What the task requires -> Copy each line with the word "Caterina" in it.

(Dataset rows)
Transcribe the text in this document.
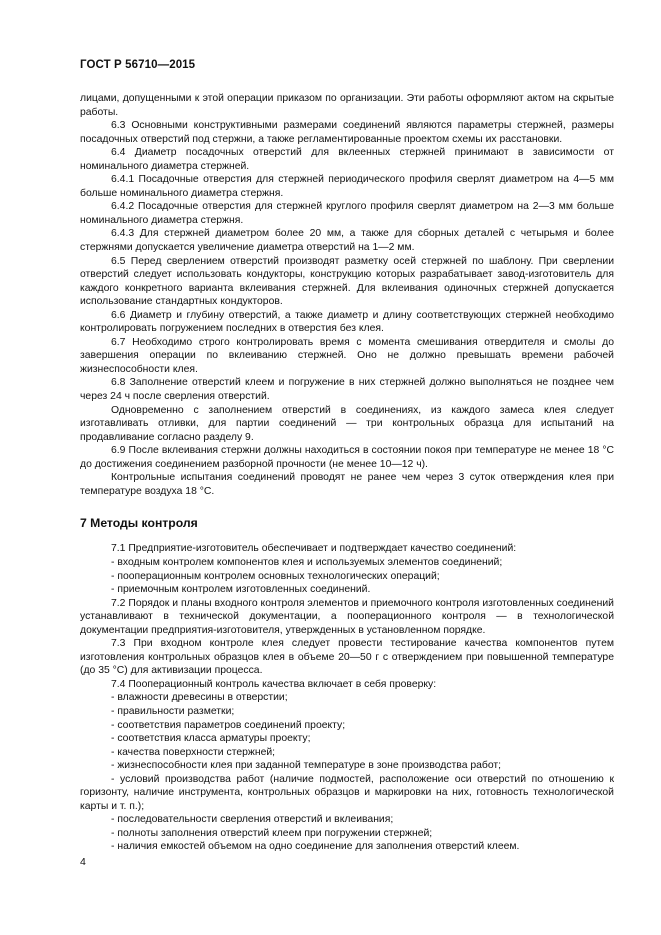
ГОСТ Р 56710—2015

лицами, допущенными к этой операции приказом по организации. Эти работы оформляют актом на скрытые работы.

6.3 Основными конструктивными размерами соединений являются параметры стержней, размеры посадочных отверстий под стержни, а также регламентированные проектом схемы их расстановки.

6.4 Диаметр посадочных отверстий для вклеенных стержней принимают в зависимости от номинального диаметра стержней.

6.4.1 Посадочные отверстия для стержней периодического профиля сверлят диаметром на 4—5 мм больше номинального диаметра стержня.

6.4.2 Посадочные отверстия для стержней круглого профиля сверлят диаметром на 2—3 мм больше номинального диаметра стержня.

6.4.3 Для стержней диаметром более 20 мм, а также для сборных деталей с четырьмя и более стержнями допускается увеличение диаметра отверстий на 1—2 мм.

6.5 Перед сверлением отверстий производят разметку осей стержней по шаблону. При сверлении отверстий следует использовать кондукторы, конструкцию которых разрабатывает завод-изготовитель для каждого конкретного варианта вклеивания стержней. Для вклеивания одиночных стержней допускается использование стандартных кондукторов.

6.6 Диаметр и глубину отверстий, а также диаметр и длину соответствующих стержней необходимо контролировать погружением последних в отверстия без клея.

6.7 Необходимо строго контролировать время с момента смешивания отвердителя и смолы до завершения операции по вклеиванию стержней. Оно не должно превышать времени рабочей жизнеспособности клея.

6.8 Заполнение отверстий клеем и погружение в них стержней должно выполняться не позднее чем через 24 ч после сверления отверстий.

Одновременно с заполнением отверстий в соединениях, из каждого замеса клея следует изготавливать отливки, для партии соединений — три контрольных образца для испытаний на продавливание согласно разделу 9.

6.9 После вклеивания стержни должны находиться в состоянии покоя при температуре не менее 18 °С до достижения соединением разборной прочности (не менее 10—12 ч).

Контрольные испытания соединений проводят не ранее чем через 3 суток отверждения клея при температуре воздуха 18 °С.

7 Методы контроля

7.1 Предприятие-изготовитель обеспечивает и подтверждает качество соединений:

- входным контролем компонентов клея и используемых элементов соединений;

- пооперационным контролем основных технологических операций;

- приемочным контролем изготовленных соединений.

7.2 Порядок и планы входного контроля элементов и приемочного контроля изготовленных соединений устанавливают в технической документации, а пооперационного контроля — в технологической документации предприятия-изготовителя, утвержденных в установленном порядке.

7.3 При входном контроле клея следует провести тестирование качества компонентов путем изготовления контрольных образцов клея в объеме 20—50 г с отверждением при повышенной температуре (до 35 °С) для активизации процесса.

7.4 Пооперационный контроль качества включает в себя проверку:

- влажности древесины в отверстии;

- правильности разметки;

- соответствия параметров соединений проекту;

- соответствия класса арматуры проекту;

- качества поверхности стержней;

- жизнеспособности клея при заданной температуре в зоне производства работ;

- условий производства работ (наличие подмостей, расположение оси отверстий по отношению к горизонту, наличие инструмента, контрольных образцов и маркировки на них, готовность технологической карты и т. п.);

- последовательности сверления отверстий и вклеивания;

- полноты заполнения отверстий клеем при погружении стержней;

- наличия емкостей объемом на одно соединение для заполнения отверстий клеем.

4
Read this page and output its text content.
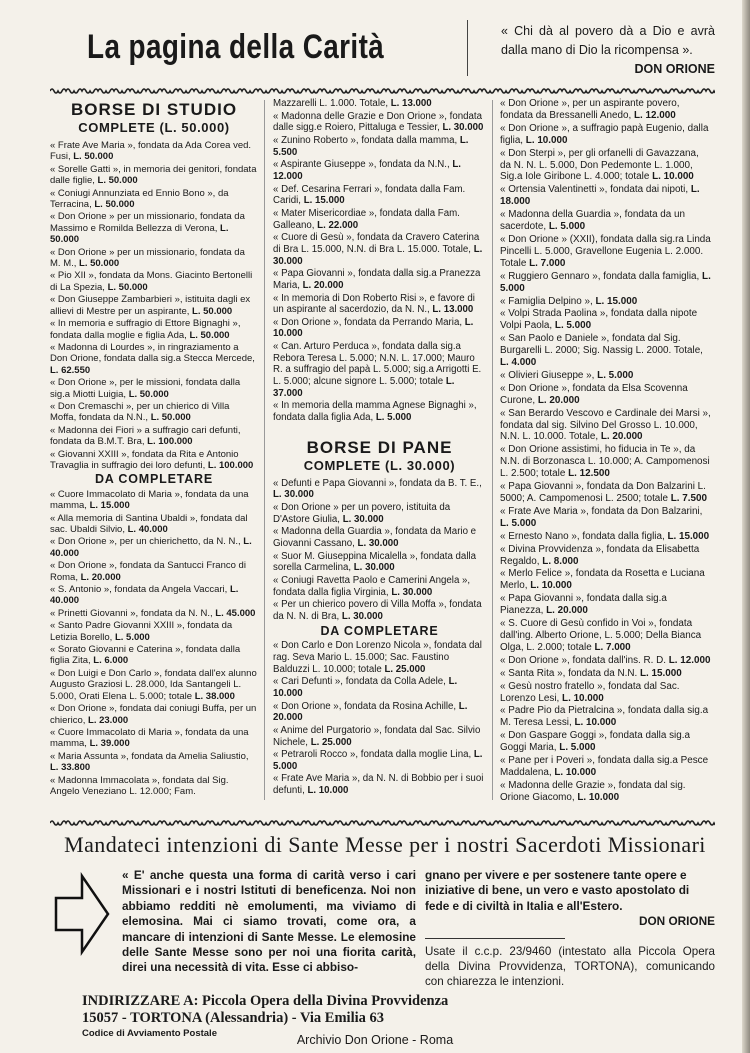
La pagina della Carità	« Chi dà al povero dà a Dio e avrà dalla mano di Dio la ricompensa ».
DON ORIONE
BORSE DI STUDIO
COMPLETE (L. 50.000)
« Frate Ave Maria », fondata da Ada Corea ved. Fusi, L. 50.000
« Sorelle Gatti », in memoria dei genitori, fondata dalle figlie, L. 50.000
« Coniugi Annunziata ed Ennio Bono », da Terracina, L. 50.000
« Don Orione » per un missionario, fondata da Massimo e Romilda Bellezza di Verona, L. 50.000
« Don Orione » per un missionario, fondata da M. M., L. 50.000
« Pio XII », fondata da Mons. Giacinto Bertonelli di La Spezia, L. 50.000
« Don Giuseppe Zambarbieri », istituita dagli ex allievi di Mestre per un aspirante, L. 50.000
« In memoria e suffragio di Ettore Bignaghi », fondata dalla moglie e figlia Ada, L. 50.000
« Madonna di Lourdes », in ringraziamento a Don Orione, fondata dalla sig.a Stecca Mercede, L. 62.550
« Don Orione », per le missioni, fondata dalla sig.a Miotti Luigia, L. 50.000
« Don Cremaschi », per un chierico di Villa Moffa, fondata da N.N., L. 50.000
« Madonna dei Fiori » a suffragio cari defunti, fondata da B.M.T. Bra, L. 100.000
« Giovanni XXIII », fondata da Rita e Antonio Travaglia in suffragio dei loro defunti, L. 100.000
DA COMPLETARE
« Cuore Immacolato di Maria », fondata da una mamma, L. 15.000
« Alla memoria di Santina Ubaldi », fondata dal sac. Ubaldi Silvio, L. 40.000
« Don Orione », per un chierichetto, da N. N., L. 40.000
« Don Orione », fondata da Santucci Franco di Roma, L. 20.000
« S. Antonio », fondata da Angela Vaccari, L. 40.000
« Prinetti Giovanni », fondata da N. N., L. 45.000
« Santo Padre Giovanni XXIII », fondata da Letizia Borello, L. 5.000
« Sorato Giovanni e Caterina », fondata dalla figlia Zita, L. 6.000
« Don Luigi e Don Carlo », fondata dall'ex alunno Augusto Graziosi L. 28.000, Ida Santangeli L. 5.000, Orati Elena L. 5.000; totale L. 38.000
« Don Orione », fondata dai coniugi Buffa, per un chierico, L. 23.000
« Cuore Immacolato di Maria », fondata da una mamma, L. 39.000
« Maria Assunta », fondata da Amelia Saliustio, L. 33.800
« Madonna Immacolata », fondata dal Sig. Angelo Veneziano L. 12.000; Fam.
Mazzarelli L. 1.000. Totale, L. 13.000
« Madonna delle Grazie e Don Orione », fondata dalle sigg.e Roiero, Pittaluga e Tessier, L. 30.000
« Zunino Roberto », fondata dalla mamma, L. 5.500
« Aspirante Giuseppe », fondata da N.N., L. 12.000
« Def. Cesarina Ferrari », fondata dalla Fam. Caridi, L. 15.000
« Mater Misericordiae », fondata dalla Fam. Galleano, L. 22.000
« Cuore di Gesù », fondata da Cravero Caterina di Bra L. 15.000, N.N. di Bra L. 15.000. Totale, L. 30.000
« Papa Giovanni », fondata dalla sig.a Pranezza Maria, L. 20.000
« In memoria di Don Roberto Risi », e favore di un aspirante al sacerdozio, da N. N., L. 13.000
« Don Orione », fondata da Perrando Maria, L. 10.000
« Can. Arturo Perduca », fondata dalla sig.a Rebora Teresa L. 5.000; N.N. L. 17.000; Mauro R. a suffragio del papà L. 5.000; sig.a Arrigotti E. L. 5.000; alcune signore L. 5.000; totale L. 37.000
« In memoria della mamma Agnese Bignaghi », fondata dalla figlia Ada, L. 5.000
BORSE DI PANE
COMPLETE (L. 30.000)
« Defunti e Papa Giovanni », fondata da B. T. E., L. 30.000
« Don Orione » per un povero, istituita da D'Astore Giulia, L. 30.000
« Madonna della Guardia », fondata da Mario e Giovanni Cassano, L. 30.000
« Suor M. Giuseppina Micalella », fondata dalla sorella Carmelina, L. 30.000
« Coniugi Ravetta Paolo e Camerini Angela », fondata dalla figlia Virginia, L. 30.000
« Per un chierico povero di Villa Moffa », fondata da N. N. di Bra, L. 30.000
DA COMPLETARE
« Don Carlo e Don Lorenzo Nicola », fondata dal rag. Seva Mario L. 15.000; Sac. Faustino Balduzzi L. 10.000; totale L. 25.000
« Cari Defunti », fondata da Colla Adele, L. 10.000
« Don Orione », fondata da Rosina Achille, L. 20.000
« Anime del Purgatorio », fondata dal Sac. Silvio Nichele, L. 25.000
« Petraroli Rocco », fondata dalla moglie Lina, L. 5.000
« Frate Ave Maria », da N. N. di Bobbio per i suoi defunti, L. 10.000
« Don Orione », per un aspirante povero, fondata da Bressanelli Anedo, L. 12.000
« Don Orione », a suffragio papà Eugenio, dalla figlia, L. 10.000
« Don Sterpi », per gli orfanelli di Gavazzana, da N. N. L. 5.000, Don Pedemonte L. 1.000, Sig.a Iole Giribone L. 4.000; totale L. 10.000
« Ortensia Valentinetti », fondata dai nipoti, L. 18.000
« Madonna della Guardia », fondata da un sacerdote, L. 5.000
« Don Orione » (XXII), fondata dalla sig.ra Linda Pincelli L. 5.000, Gravellone Eugenia L. 2.000. Totale L. 7.000
« Ruggiero Gennaro », fondata dalla famiglia, L. 5.000
« Famiglia Delpino », L. 15.000
« Volpi Strada Paolina », fondata dalla nipote Volpi Paola, L. 5.000
« San Paolo e Daniele », fondata dal Sig. Burgarelli L. 2000; Sig. Nassig L. 2000. Totale, L. 4.000
« Olivieri Giuseppe », L. 5.000
« Don Orione », fondata da Elsa Scovenna Curone, L. 20.000
« San Berardo Vescovo e Cardinale dei Marsi », fondata dal sig. Silvino Del Grosso L. 10.000, N.N. L. 10.000. Totale, L. 20.000
« Don Orione assistimi, ho fiducia in Te », da N.N. di Borzonasca L. 10.000; A. Campomenosi L. 2.500; totale L. 12.500
« Papa Giovanni », fondata da Don Balzarini L. 5000; A. Campomenosi L. 2500; totale L. 7.500
« Frate Ave Maria », fondata da Don Balzarini, L. 5.000
« Ernesto Nano », fondata dalla figlia, L. 15.000
« Divina Provvidenza », fondata da Elisabetta Regaldo, L. 8.000
« Merlo Felice », fondata da Rosetta e Luciana Merlo, L. 10.000
« Papa Giovanni », fondata dalla sig.a Pianezza, L. 20.000
« S. Cuore di Gesù confido in Voi », fondata dall'ing. Alberto Orione, L. 5.000; Della Bianca Olga, L. 2.000; totale L. 7.000
« Don Orione », fondata dall'ins. R. D. L. 12.000
« Santa Rita », fondata da N.N. L. 15.000
« Gesù nostro fratello », fondata dal Sac. Lorenzo Lesi, L. 10.000
« Padre Pio da Pietralcina », fondata dalla sig.a M. Teresa Lessi, L. 10.000
« Don Gaspare Goggi », fondata dalla sig.a Goggi Maria, L. 5.000
« Pane per i Poveri », fondata dalla sig.a Pesce Maddalena, L. 10.000
« Madonna delle Grazie », fondata dal sig. Orione Giacomo, L. 10.000
Mandateci intenzioni di Sante Messe per i nostri Sacerdoti Missionari
« E' anche questa una forma di carità verso i cari Missionari e i nostri Istituti di beneficenza. Noi non abbiamo redditi nè emolumenti, ma viviamo di elemosina. Mai ci siamo trovati, come ora, a mancare di intenzioni di Sante Messe. Le elemosine delle Sante Messe sono per noi una fiorita carità, direi una necessità di vita. Esse ci abbiso-
gnano per vivere e per sostenere tante opere e iniziative di bene, un vero e vasto apostolato di fede e di civiltà in Italia e all'Estero.
DON ORIONE
Usate il c.c.p. 23/9460 (intestato alla Piccola Opera della Divina Provvidenza, TORTONA), comunicando con chiarezza le intenzioni.
INDIRIZZARE A: Piccola Opera della Divina Provvidenza
15057 - TORTONA (Alessandria) - Via Emilia 63
Codice di Avviamento Postale	Archivio Don Orione - Roma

Result for this task ->
« Sorato Giovanni e Caterina », fondata dalla figlia Zita, L. 6.000
« Cuore di Gesù », fondata da Cravero Caterina di Bra L. 15.000, N.N. di Bra L. 15.000. Totale, L. 30.000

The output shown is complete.